(Stored data entries)
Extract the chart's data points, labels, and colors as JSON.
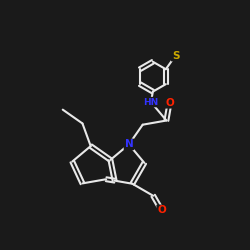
{
  "background_color": "#1a1a1a",
  "atom_colors": {
    "N": "#3333ff",
    "O": "#ff2200",
    "S": "#ccaa00"
  },
  "bond_color": "#e8e8e8",
  "bond_width": 1.5,
  "fig_size": [
    2.5,
    2.5
  ],
  "dpi": 100
}
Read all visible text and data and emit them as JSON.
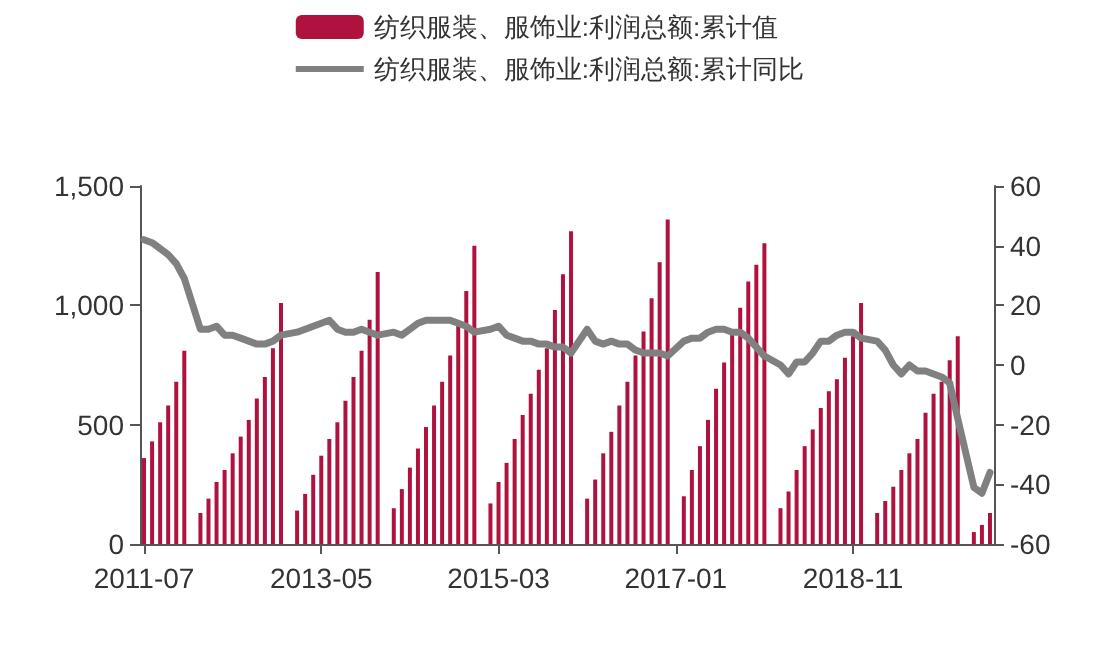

## [Problem]
Reproduce the material word for word, minus the images.

## [The response]
Extract the chart's data points, labels, and colors as JSON.
{
  "background_color": "#1a1a1a",
  "atom_colors": {
    "N": "#3333ff",
    "O": "#ff2200",
    "S": "#ccaa00"
  },
  "bond_color": "#e8e8e8",
  "bond_width": 1.5,
  "fig_size": [
    2.5,
    2.5
  ],
  "dpi": 100
}
Read all visible text and data and emit them as JSON.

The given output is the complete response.